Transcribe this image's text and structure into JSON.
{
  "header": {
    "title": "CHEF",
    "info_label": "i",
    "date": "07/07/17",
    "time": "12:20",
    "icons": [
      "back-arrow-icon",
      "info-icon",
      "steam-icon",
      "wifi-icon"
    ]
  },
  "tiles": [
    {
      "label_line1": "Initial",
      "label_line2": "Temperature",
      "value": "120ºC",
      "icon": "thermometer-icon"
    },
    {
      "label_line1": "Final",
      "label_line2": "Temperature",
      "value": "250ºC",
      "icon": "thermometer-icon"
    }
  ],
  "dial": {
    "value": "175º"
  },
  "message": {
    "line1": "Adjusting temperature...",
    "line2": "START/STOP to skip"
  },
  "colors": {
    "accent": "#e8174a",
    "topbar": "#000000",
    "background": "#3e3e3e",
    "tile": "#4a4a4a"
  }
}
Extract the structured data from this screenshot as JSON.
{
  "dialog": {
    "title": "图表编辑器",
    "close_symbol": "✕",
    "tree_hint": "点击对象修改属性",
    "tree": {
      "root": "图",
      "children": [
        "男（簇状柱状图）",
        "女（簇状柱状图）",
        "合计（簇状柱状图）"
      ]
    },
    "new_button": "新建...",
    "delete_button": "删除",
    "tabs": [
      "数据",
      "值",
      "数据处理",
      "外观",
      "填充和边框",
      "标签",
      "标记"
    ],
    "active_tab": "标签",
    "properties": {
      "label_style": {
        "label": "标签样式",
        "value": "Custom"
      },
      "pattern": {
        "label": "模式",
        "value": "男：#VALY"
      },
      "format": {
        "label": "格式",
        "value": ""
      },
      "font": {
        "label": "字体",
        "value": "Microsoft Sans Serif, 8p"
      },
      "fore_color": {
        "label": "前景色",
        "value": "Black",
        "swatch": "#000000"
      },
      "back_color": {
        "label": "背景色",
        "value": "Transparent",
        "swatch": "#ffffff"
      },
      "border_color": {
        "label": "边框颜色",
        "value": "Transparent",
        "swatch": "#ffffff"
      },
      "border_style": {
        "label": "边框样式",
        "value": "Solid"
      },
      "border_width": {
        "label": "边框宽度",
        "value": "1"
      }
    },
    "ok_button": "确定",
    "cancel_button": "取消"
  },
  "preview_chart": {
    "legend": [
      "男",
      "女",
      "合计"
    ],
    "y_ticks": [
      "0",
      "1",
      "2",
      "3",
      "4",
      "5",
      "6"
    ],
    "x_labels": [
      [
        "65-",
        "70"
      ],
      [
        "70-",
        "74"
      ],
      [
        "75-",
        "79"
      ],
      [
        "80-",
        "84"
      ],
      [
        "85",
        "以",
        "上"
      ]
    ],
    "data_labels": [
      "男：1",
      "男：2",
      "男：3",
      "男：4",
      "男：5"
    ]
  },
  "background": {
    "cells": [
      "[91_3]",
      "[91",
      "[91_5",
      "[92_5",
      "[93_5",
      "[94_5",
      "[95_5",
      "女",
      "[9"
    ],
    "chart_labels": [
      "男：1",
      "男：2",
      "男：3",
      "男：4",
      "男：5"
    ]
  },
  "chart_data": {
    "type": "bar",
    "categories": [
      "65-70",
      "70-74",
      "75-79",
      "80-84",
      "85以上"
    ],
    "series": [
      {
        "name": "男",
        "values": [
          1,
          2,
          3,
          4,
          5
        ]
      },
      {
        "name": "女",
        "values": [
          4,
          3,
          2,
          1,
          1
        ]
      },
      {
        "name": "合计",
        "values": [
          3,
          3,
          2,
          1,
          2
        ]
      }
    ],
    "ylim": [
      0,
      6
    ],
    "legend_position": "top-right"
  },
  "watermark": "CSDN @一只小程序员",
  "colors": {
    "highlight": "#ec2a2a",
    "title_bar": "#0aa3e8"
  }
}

[What needs to be done]
Transcribe the entire listing above precisely.

[Output for this task]
Transcribe this image's text and structure into JSON.
{
  "header": {
    "title": "CHEF",
    "info_label": "i",
    "date": "07/07/17",
    "time": "12:20",
    "icons": [
      "back-arrow-icon",
      "info-icon",
      "steam-icon",
      "wifi-icon"
    ]
  },
  "tiles": [
    {
      "label_line1": "Initial",
      "label_line2": "Temperature",
      "value": "120ºC",
      "icon": "thermometer-icon"
    },
    {
      "label_line1": "Final",
      "label_line2": "Temperature",
      "value": "250ºC",
      "icon": "thermometer-icon"
    }
  ],
  "dial": {
    "value": "175º"
  },
  "message": {
    "line1": "Adjusting temperature...",
    "line2": "START/STOP to skip"
  },
  "colors": {
    "accent": "#e8174a",
    "topbar": "#000000",
    "background": "#3e3e3e",
    "tile": "#4a4a4a"
  }
}
Extract the structured data from this screenshot as JSON.
{
  "dialog": {
    "title": "图表编辑器",
    "close_symbol": "✕",
    "tree_hint": "点击对象修改属性",
    "tree": {
      "root": "图",
      "children": [
        "男（簇状柱状图）",
        "女（簇状柱状图）",
        "合计（簇状柱状图）"
      ]
    },
    "new_button": "新建...",
    "delete_button": "删除",
    "tabs": [
      "数据",
      "值",
      "数据处理",
      "外观",
      "填充和边框",
      "标签",
      "标记"
    ],
    "active_tab": "标签",
    "properties": {
      "label_style": {
        "label": "标签样式",
        "value": "Custom"
      },
      "pattern": {
        "label": "模式",
        "value": "男：#VALY"
      },
      "format": {
        "label": "格式",
        "value": ""
      },
      "font": {
        "label": "字体",
        "value": "Microsoft Sans Serif, 8p"
      },
      "fore_color": {
        "label": "前景色",
        "value": "Black",
        "swatch": "#000000"
      },
      "back_color": {
        "label": "背景色",
        "value": "Transparent",
        "swatch": "#ffffff"
      },
      "border_color": {
        "label": "边框颜色",
        "value": "Transparent",
        "swatch": "#ffffff"
      },
      "border_style": {
        "label": "边框样式",
        "value": "Solid"
      },
      "border_width": {
        "label": "边框宽度",
        "value": "1"
      }
    },
    "ok_button": "确定",
    "cancel_button": "取消"
  },
  "preview_chart": {
    "legend": [
      "男",
      "女",
      "合计"
    ],
    "y_ticks": [
      "0",
      "1",
      "2",
      "3",
      "4",
      "5",
      "6"
    ],
    "x_labels": [
      [
        "65-",
        "70"
      ],
      [
        "70-",
        "74"
      ],
      [
        "75-",
        "79"
      ],
      [
        "80-",
        "84"
      ],
      [
        "85",
        "以",
        "上"
      ]
    ],
    "data_labels": [
      "男：1",
      "男：2",
      "男：3",
      "男：4",
      "男：5"
    ]
  },
  "background": {
    "cells": [
      "[91_3]",
      "[91",
      "[91_5",
      "[92_5",
      "[93_5",
      "[94_5",
      "[95_5",
      "女",
      "[9"
    ],
    "chart_labels": [
      "男：1",
      "男：2",
      "男：3",
      "男：4",
      "男：5"
    ]
  },
  "chart_data": {
    "type": "bar",
    "categories": [
      "65-70",
      "70-74",
      "75-79",
      "80-84",
      "85以上"
    ],
    "series": [
      {
        "name": "男",
        "values": [
          1,
          2,
          3,
          4,
          5
        ]
      },
      {
        "name": "女",
        "values": [
          4,
          3,
          2,
          1,
          1
        ]
      },
      {
        "name": "合计",
        "values": [
          3,
          3,
          2,
          1,
          2
        ]
      }
    ],
    "ylim": [
      0,
      6
    ],
    "legend_position": "top-right"
  },
  "watermark": "CSDN @一只小程序员",
  "colors": {
    "highlight": "#ec2a2a",
    "title_bar": "#0aa3e8"
  }
}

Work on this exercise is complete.